### [GOAL]
How many lines in the listing below include the word "Inscr"? Answer with the number and nothing else.

##############################

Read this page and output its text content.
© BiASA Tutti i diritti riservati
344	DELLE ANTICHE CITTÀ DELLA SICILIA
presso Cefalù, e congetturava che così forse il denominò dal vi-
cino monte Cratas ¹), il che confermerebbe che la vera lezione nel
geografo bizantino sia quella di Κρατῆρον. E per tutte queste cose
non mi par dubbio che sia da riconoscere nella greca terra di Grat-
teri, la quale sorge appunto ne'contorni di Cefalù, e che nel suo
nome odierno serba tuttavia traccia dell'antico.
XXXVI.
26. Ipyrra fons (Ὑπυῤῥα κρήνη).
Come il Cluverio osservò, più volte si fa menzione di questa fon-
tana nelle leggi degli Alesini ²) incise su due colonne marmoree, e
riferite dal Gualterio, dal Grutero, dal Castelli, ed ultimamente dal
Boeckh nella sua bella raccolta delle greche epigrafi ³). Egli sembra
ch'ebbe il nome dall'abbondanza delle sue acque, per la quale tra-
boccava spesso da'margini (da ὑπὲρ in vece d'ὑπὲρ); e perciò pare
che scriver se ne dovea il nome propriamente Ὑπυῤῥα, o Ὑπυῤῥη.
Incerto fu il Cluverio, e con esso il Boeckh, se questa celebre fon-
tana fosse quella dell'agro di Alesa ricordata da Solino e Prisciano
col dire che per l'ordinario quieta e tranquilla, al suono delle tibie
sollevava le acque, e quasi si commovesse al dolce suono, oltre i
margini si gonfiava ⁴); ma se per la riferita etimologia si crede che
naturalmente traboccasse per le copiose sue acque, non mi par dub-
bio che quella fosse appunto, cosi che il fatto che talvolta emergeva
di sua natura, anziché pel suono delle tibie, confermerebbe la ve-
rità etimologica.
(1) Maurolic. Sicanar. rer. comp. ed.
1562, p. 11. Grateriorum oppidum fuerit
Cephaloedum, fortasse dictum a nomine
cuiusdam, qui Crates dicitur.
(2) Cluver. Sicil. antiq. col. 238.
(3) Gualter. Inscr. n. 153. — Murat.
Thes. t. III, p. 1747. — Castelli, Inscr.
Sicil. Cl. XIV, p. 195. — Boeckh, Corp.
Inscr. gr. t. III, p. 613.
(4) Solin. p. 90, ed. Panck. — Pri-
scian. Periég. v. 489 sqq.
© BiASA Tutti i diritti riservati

##############################

### [FINISHED ANSWER]
3